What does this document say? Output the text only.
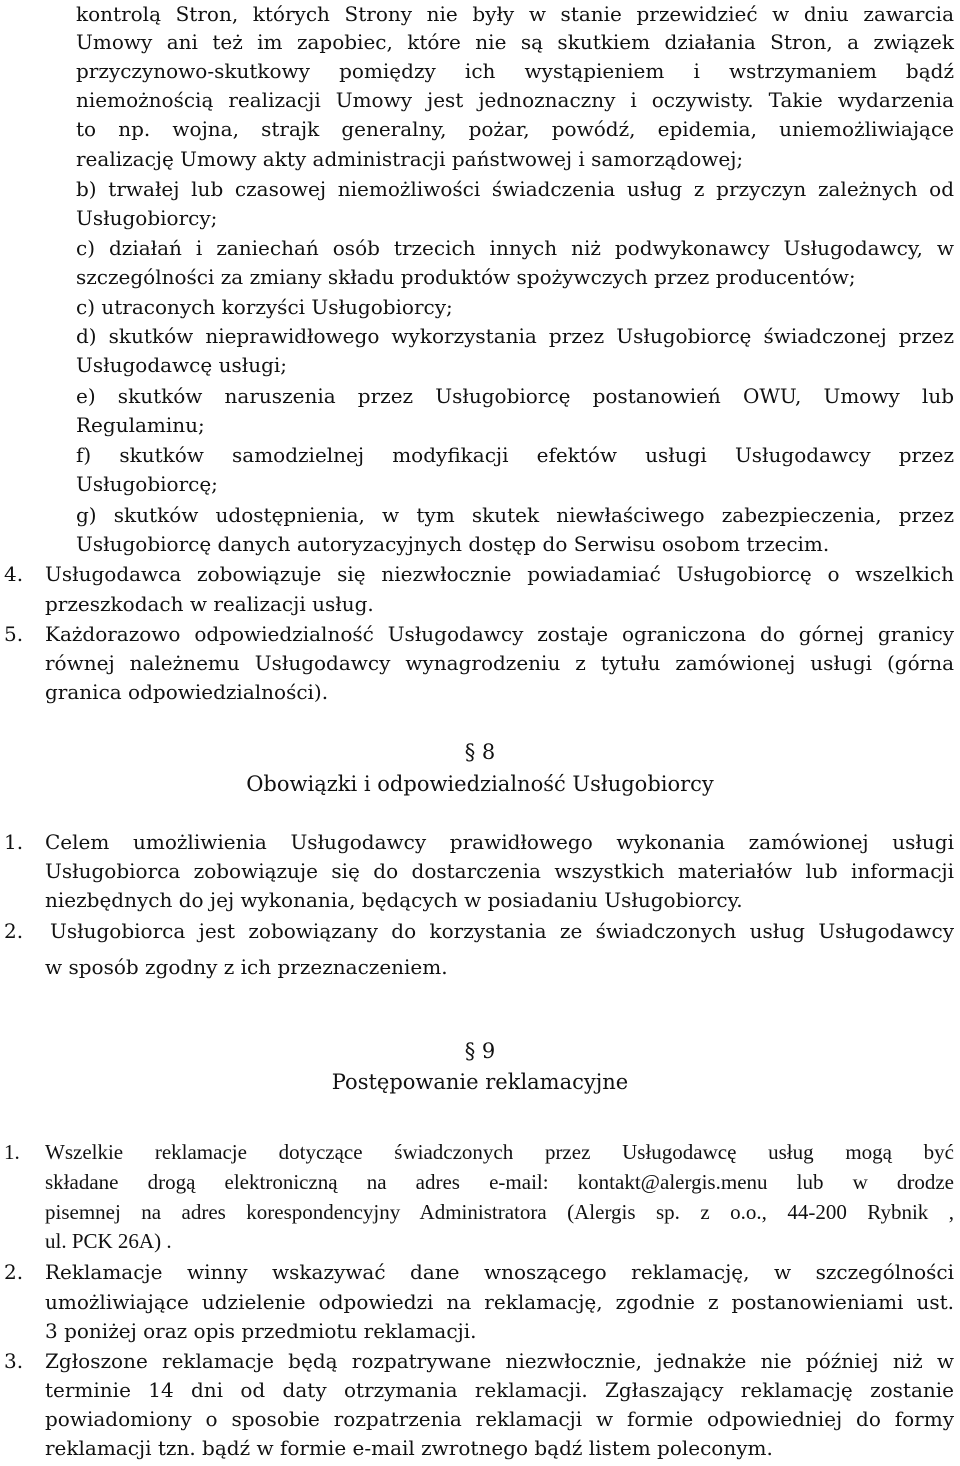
kontrolą Stron, których Strony nie były w stanie przewidzieć w dniu zawarcia
Umowy ani też im zapobiec, które nie są skutkiem działania Stron, a związek
przyczynowo-skutkowy pomiędzy ich wystąpieniem i wstrzymaniem bądź
niemożnością realizacji Umowy jest jednoznaczny i oczywisty. Takie wydarzenia
to np. wojna, strajk generalny, pożar, powódź, epidemia, uniemożliwiające
realizację Umowy akty administracji państwowej i samorządowej;
b) trwałej lub czasowej niemożliwości świadczenia usług z przyczyn zależnych od
Usługobiorcy;
c) działań i zaniechań osób trzecich innych niż podwykonawcy Usługodawcy, w
szczególności za zmiany składu produktów spożywczych przez producentów;
c) utraconych korzyści Usługobiorcy;
d) skutków nieprawidłowego wykorzystania przez Usługobiorcę świadczonej przez
Usługodawcę usługi;
e) skutków naruszenia przez Usługobiorcę postanowień OWU, Umowy lub
Regulaminu;
f) skutków samodzielnej modyfikacji efektów usługi Usługodawcy przez
Usługobiorcę;
g) skutków udostępnienia, w tym skutek niewłaściwego zabezpieczenia, przez
Usługobiorcę danych autoryzacyjnych dostęp do Serwisu osobom trzecim.
4. Usługodawca zobowiązuje się niezwłocznie powiadamiać Usługobiorcę o wszelkich
przeszkodach w realizacji usług.
5. Każdorazowo odpowiedzialność Usługodawcy zostaje ograniczona do górnej granicy
równej należnemu Usługodawcy wynagrodzeniu z tytułu zamówionej usługi (górna
granica odpowiedzialności).
§ 8
Obowiązki i odpowiedzialność Usługobiorcy
1. Celem umożliwienia Usługodawcy prawidłowego wykonania zamówionej usługi
Usługobiorca zobowiązuje się do dostarczenia wszystkich materiałów lub informacji
niezbędnych do jej wykonania, będących w posiadaniu Usługobiorcy.
2. Usługobiorca jest zobowiązany do korzystania ze świadczonych usług Usługodawcy
w sposób zgodny z ich przeznaczeniem.
§ 9
Postępowanie reklamacyjne
1. Wszelkie reklamacje dotyczące świadczonych przez Usługodawcę usług mogą być
składane drogą elektroniczną na adres e-mail: kontakt@alergis.menu lub w drodze
pisemnej na adres korespondencyjny Administratora (Alergis sp. z o.o., 44-200 Rybnik ,
ul. PCK 26A) .
2. Reklamacje winny wskazywać dane wnoszącego reklamację, w szczególności
umożliwiające udzielenie odpowiedzi na reklamację, zgodnie z postanowieniami ust.
3 poniżej oraz opis przedmiotu reklamacji.
3. Zgłoszone reklamacje będą rozpatrywane niezwłocznie, jednakże nie później niż w
terminie 14 dni od daty otrzymania reklamacji. Zgłaszający reklamację zostanie
powiadomiony o sposobie rozpatrzenia reklamacji w formie odpowiedniej do formy
reklamacji tzn. bądź w formie e-mail zwrotnego bądź listem poleconym.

########################################

◆ Objective ◆
Your task is to set down the records shown above exactly, minus any pictures.

◆ Answer to this problem ◆
What does this document say? Output the text only.
kontrolą Stron, których Strony nie były w stanie przewidzieć w dniu zawarcia
Umowy ani też im zapobiec, które nie są skutkiem działania Stron, a związek
przyczynowo-skutkowy pomiędzy ich wystąpieniem i wstrzymaniem bądź
niemożnością realizacji Umowy jest jednoznaczny i oczywisty. Takie wydarzenia
to np. wojna, strajk generalny, pożar, powódź, epidemia, uniemożliwiające
realizację Umowy akty administracji państwowej i samorządowej;
b) trwałej lub czasowej niemożliwości świadczenia usług z przyczyn zależnych od
Usługobiorcy;
c) działań i zaniechań osób trzecich innych niż podwykonawcy Usługodawcy, w
szczególności za zmiany składu produktów spożywczych przez producentów;
c) utraconych korzyści Usługobiorcy;
d) skutków nieprawidłowego wykorzystania przez Usługobiorcę świadczonej przez
Usługodawcę usługi;
e) skutków naruszenia przez Usługobiorcę postanowień OWU, Umowy lub
Regulaminu;
f) skutków samodzielnej modyfikacji efektów usługi Usługodawcy przez
Usługobiorcę;
g) skutków udostępnienia, w tym skutek niewłaściwego zabezpieczenia, przez
Usługobiorcę danych autoryzacyjnych dostęp do Serwisu osobom trzecim.
4. Usługodawca zobowiązuje się niezwłocznie powiadamiać Usługobiorcę o wszelkich
przeszkodach w realizacji usług.
5. Każdorazowo odpowiedzialność Usługodawcy zostaje ograniczona do górnej granicy
równej należnemu Usługodawcy wynagrodzeniu z tytułu zamówionej usługi (górna
granica odpowiedzialności).
§ 8
Obowiązki i odpowiedzialność Usługobiorcy
1. Celem umożliwienia Usługodawcy prawidłowego wykonania zamówionej usługi
Usługobiorca zobowiązuje się do dostarczenia wszystkich materiałów lub informacji
niezbędnych do jej wykonania, będących w posiadaniu Usługobiorcy.
2. Usługobiorca jest zobowiązany do korzystania ze świadczonych usług Usługodawcy
w sposób zgodny z ich przeznaczeniem.
§ 9
Postępowanie reklamacyjne
1. Wszelkie reklamacje dotyczące świadczonych przez Usługodawcę usług mogą być
składane drogą elektroniczną na adres e-mail: kontakt@alergis.menu lub w drodze
pisemnej na adres korespondencyjny Administratora (Alergis sp. z o.o., 44-200 Rybnik ,
ul. PCK 26A) .
2. Reklamacje winny wskazywać dane wnoszącego reklamację, w szczególności
umożliwiające udzielenie odpowiedzi na reklamację, zgodnie z postanowieniami ust.
3 poniżej oraz opis przedmiotu reklamacji.
3. Zgłoszone reklamacje będą rozpatrywane niezwłocznie, jednakże nie później niż w
terminie 14 dni od daty otrzymania reklamacji. Zgłaszający reklamację zostanie
powiadomiony o sposobie rozpatrzenia reklamacji w formie odpowiedniej do formy
reklamacji tzn. bądź w formie e-mail zwrotnego bądź listem poleconym.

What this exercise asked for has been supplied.